SOURCE DATA:
++++

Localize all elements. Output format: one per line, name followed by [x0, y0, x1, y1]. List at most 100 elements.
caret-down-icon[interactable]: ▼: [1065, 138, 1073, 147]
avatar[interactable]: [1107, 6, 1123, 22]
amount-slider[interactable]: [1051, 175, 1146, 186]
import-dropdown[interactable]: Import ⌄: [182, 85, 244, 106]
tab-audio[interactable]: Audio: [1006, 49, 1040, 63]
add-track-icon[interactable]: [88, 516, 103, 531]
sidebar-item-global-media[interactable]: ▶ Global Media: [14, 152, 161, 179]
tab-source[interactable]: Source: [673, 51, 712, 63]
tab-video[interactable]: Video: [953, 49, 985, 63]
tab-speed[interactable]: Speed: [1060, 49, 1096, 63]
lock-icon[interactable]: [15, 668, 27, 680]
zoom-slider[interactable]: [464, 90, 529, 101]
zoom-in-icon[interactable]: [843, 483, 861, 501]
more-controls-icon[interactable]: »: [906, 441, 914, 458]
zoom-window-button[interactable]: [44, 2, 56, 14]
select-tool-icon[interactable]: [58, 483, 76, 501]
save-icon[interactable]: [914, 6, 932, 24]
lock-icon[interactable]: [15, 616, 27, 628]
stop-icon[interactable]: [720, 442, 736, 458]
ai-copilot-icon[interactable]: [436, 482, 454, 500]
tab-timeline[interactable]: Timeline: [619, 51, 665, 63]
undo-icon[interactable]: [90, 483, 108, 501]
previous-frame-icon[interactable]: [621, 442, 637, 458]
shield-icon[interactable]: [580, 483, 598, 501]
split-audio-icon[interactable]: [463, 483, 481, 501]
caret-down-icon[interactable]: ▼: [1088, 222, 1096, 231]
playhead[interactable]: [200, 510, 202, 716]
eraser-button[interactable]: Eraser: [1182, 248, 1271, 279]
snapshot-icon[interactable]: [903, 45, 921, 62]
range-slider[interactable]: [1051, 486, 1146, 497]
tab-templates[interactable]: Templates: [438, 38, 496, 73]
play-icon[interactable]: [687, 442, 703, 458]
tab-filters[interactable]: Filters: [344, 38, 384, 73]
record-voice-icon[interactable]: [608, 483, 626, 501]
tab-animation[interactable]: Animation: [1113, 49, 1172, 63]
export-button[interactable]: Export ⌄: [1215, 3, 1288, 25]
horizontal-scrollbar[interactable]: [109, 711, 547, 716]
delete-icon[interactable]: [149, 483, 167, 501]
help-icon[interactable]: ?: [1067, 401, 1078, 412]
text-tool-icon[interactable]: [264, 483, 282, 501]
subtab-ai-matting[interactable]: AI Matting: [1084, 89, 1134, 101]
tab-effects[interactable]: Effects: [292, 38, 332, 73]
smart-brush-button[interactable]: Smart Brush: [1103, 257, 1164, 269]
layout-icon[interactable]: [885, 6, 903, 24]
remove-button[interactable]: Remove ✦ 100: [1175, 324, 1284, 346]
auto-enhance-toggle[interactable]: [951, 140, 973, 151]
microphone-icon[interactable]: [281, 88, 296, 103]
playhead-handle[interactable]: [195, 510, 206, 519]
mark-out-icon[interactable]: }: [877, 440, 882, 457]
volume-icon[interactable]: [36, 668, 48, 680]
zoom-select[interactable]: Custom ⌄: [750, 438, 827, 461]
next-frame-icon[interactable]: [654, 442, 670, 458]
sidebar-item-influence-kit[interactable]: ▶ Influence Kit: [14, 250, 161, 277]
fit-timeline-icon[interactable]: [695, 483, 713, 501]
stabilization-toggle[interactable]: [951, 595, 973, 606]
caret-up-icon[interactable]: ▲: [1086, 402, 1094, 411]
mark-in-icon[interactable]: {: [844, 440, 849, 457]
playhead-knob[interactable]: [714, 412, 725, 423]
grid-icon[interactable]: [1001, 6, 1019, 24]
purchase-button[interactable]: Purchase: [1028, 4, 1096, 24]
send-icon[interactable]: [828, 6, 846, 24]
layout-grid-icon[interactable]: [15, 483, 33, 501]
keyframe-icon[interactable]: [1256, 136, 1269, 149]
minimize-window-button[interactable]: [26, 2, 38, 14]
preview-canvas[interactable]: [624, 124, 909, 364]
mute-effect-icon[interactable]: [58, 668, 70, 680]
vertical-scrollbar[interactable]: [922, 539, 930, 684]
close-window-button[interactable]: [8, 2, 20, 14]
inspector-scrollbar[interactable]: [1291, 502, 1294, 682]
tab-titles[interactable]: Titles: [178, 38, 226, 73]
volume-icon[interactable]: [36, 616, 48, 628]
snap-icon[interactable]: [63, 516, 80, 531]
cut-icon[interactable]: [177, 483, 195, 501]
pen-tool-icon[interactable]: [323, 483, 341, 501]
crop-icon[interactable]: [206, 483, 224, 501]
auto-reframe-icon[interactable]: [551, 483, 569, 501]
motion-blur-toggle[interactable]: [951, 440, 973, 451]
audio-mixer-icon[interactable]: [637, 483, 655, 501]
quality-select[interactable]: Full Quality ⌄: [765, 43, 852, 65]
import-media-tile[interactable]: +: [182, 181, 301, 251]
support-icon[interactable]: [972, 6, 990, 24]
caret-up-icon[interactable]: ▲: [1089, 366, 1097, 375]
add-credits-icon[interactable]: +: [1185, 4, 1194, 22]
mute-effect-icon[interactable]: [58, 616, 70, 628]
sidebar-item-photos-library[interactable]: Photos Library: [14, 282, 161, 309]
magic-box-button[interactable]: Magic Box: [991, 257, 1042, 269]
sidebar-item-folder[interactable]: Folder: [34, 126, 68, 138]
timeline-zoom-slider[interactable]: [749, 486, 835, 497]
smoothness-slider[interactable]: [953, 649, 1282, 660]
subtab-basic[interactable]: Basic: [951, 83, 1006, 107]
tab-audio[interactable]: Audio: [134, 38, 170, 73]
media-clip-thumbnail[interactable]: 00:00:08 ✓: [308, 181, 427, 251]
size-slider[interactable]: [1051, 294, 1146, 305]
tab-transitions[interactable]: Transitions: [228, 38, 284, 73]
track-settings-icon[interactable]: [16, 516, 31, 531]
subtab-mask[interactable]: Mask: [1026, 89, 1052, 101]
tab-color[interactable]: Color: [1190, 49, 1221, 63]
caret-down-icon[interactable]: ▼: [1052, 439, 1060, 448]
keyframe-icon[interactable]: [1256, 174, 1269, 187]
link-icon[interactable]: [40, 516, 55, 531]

++++

EXERCISE TASK:
Copy out every one of the lines above word for word, keeping each character and number unchanged.

THE RESPONSE:
Localize all elements. Output format: one per line, name followed by [x0, y0, x1, y1]. List at most 100 elements.
caret-down-icon[interactable]: ▼: [1065, 138, 1073, 147]
avatar[interactable]: [1107, 6, 1123, 22]
amount-slider[interactable]: [1051, 175, 1146, 186]
import-dropdown[interactable]: Import ⌄: [182, 85, 244, 106]
tab-audio[interactable]: Audio: [1006, 49, 1040, 63]
add-track-icon[interactable]: [88, 516, 103, 531]
sidebar-item-global-media[interactable]: ▶ Global Media: [14, 152, 161, 179]
tab-source[interactable]: Source: [673, 51, 712, 63]
tab-video[interactable]: Video: [953, 49, 985, 63]
tab-speed[interactable]: Speed: [1060, 49, 1096, 63]
lock-icon[interactable]: [15, 668, 27, 680]
zoom-slider[interactable]: [464, 90, 529, 101]
zoom-in-icon[interactable]: [843, 483, 861, 501]
more-controls-icon[interactable]: »: [906, 441, 914, 458]
zoom-window-button[interactable]: [44, 2, 56, 14]
select-tool-icon[interactable]: [58, 483, 76, 501]
save-icon[interactable]: [914, 6, 932, 24]
lock-icon[interactable]: [15, 616, 27, 628]
stop-icon[interactable]: [720, 442, 736, 458]
ai-copilot-icon[interactable]: [436, 482, 454, 500]
tab-timeline[interactable]: Timeline: [619, 51, 665, 63]
undo-icon[interactable]: [90, 483, 108, 501]
previous-frame-icon[interactable]: [621, 442, 637, 458]
shield-icon[interactable]: [580, 483, 598, 501]
split-audio-icon[interactable]: [463, 483, 481, 501]
caret-down-icon[interactable]: ▼: [1088, 222, 1096, 231]
playhead[interactable]: [200, 510, 202, 716]
eraser-button[interactable]: Eraser: [1182, 248, 1271, 279]
snapshot-icon[interactable]: [903, 45, 921, 62]
range-slider[interactable]: [1051, 486, 1146, 497]
tab-templates[interactable]: Templates: [438, 38, 496, 73]
play-icon[interactable]: [687, 442, 703, 458]
tab-filters[interactable]: Filters: [344, 38, 384, 73]
record-voice-icon[interactable]: [608, 483, 626, 501]
tab-animation[interactable]: Animation: [1113, 49, 1172, 63]
export-button[interactable]: Export ⌄: [1215, 3, 1288, 25]
horizontal-scrollbar[interactable]: [109, 711, 547, 716]
delete-icon[interactable]: [149, 483, 167, 501]
help-icon[interactable]: ?: [1067, 401, 1078, 412]
text-tool-icon[interactable]: [264, 483, 282, 501]
subtab-ai-matting[interactable]: AI Matting: [1084, 89, 1134, 101]
tab-effects[interactable]: Effects: [292, 38, 332, 73]
smart-brush-button[interactable]: Smart Brush: [1103, 257, 1164, 269]
layout-icon[interactable]: [885, 6, 903, 24]
remove-button[interactable]: Remove ✦ 100: [1175, 324, 1284, 346]
auto-enhance-toggle[interactable]: [951, 140, 973, 151]
microphone-icon[interactable]: [281, 88, 296, 103]
playhead-handle[interactable]: [195, 510, 206, 519]
mark-out-icon[interactable]: }: [877, 440, 882, 457]
volume-icon[interactable]: [36, 668, 48, 680]
zoom-select[interactable]: Custom ⌄: [750, 438, 827, 461]
next-frame-icon[interactable]: [654, 442, 670, 458]
sidebar-item-influence-kit[interactable]: ▶ Influence Kit: [14, 250, 161, 277]
fit-timeline-icon[interactable]: [695, 483, 713, 501]
stabilization-toggle[interactable]: [951, 595, 973, 606]
caret-up-icon[interactable]: ▲: [1086, 402, 1094, 411]
mark-in-icon[interactable]: {: [844, 440, 849, 457]
playhead-knob[interactable]: [714, 412, 725, 423]
grid-icon[interactable]: [1001, 6, 1019, 24]
purchase-button[interactable]: Purchase: [1028, 4, 1096, 24]
send-icon[interactable]: [828, 6, 846, 24]
layout-grid-icon[interactable]: [15, 483, 33, 501]
keyframe-icon[interactable]: [1256, 136, 1269, 149]
minimize-window-button[interactable]: [26, 2, 38, 14]
preview-canvas[interactable]: [624, 124, 909, 364]
mute-effect-icon[interactable]: [58, 668, 70, 680]
vertical-scrollbar[interactable]: [922, 539, 930, 684]
close-window-button[interactable]: [8, 2, 20, 14]
inspector-scrollbar[interactable]: [1291, 502, 1294, 682]
tab-titles[interactable]: Titles: [178, 38, 226, 73]
volume-icon[interactable]: [36, 616, 48, 628]
snap-icon[interactable]: [63, 516, 80, 531]
cut-icon[interactable]: [177, 483, 195, 501]
pen-tool-icon[interactable]: [323, 483, 341, 501]
crop-icon[interactable]: [206, 483, 224, 501]
auto-reframe-icon[interactable]: [551, 483, 569, 501]
motion-blur-toggle[interactable]: [951, 440, 973, 451]
audio-mixer-icon[interactable]: [637, 483, 655, 501]
quality-select[interactable]: Full Quality ⌄: [765, 43, 852, 65]
import-media-tile[interactable]: +: [182, 181, 301, 251]
support-icon[interactable]: [972, 6, 990, 24]
caret-up-icon[interactable]: ▲: [1089, 366, 1097, 375]
add-credits-icon[interactable]: +: [1185, 4, 1194, 22]
mute-effect-icon[interactable]: [58, 616, 70, 628]
sidebar-item-photos-library[interactable]: Photos Library: [14, 282, 161, 309]
magic-box-button[interactable]: Magic Box: [991, 257, 1042, 269]
sidebar-item-folder[interactable]: Folder: [34, 126, 68, 138]
timeline-zoom-slider[interactable]: [749, 486, 835, 497]
smoothness-slider[interactable]: [953, 649, 1282, 660]
subtab-basic[interactable]: Basic: [951, 83, 1006, 107]
tab-audio[interactable]: Audio: [134, 38, 170, 73]
media-clip-thumbnail[interactable]: 00:00:08 ✓: [308, 181, 427, 251]
size-slider[interactable]: [1051, 294, 1146, 305]
tab-transitions[interactable]: Transitions: [228, 38, 284, 73]
track-settings-icon[interactable]: [16, 516, 31, 531]
subtab-mask[interactable]: Mask: [1026, 89, 1052, 101]
tab-color[interactable]: Color: [1190, 49, 1221, 63]
caret-down-icon[interactable]: ▼: [1052, 439, 1060, 448]
keyframe-icon[interactable]: [1256, 174, 1269, 187]
link-icon[interactable]: [40, 516, 55, 531]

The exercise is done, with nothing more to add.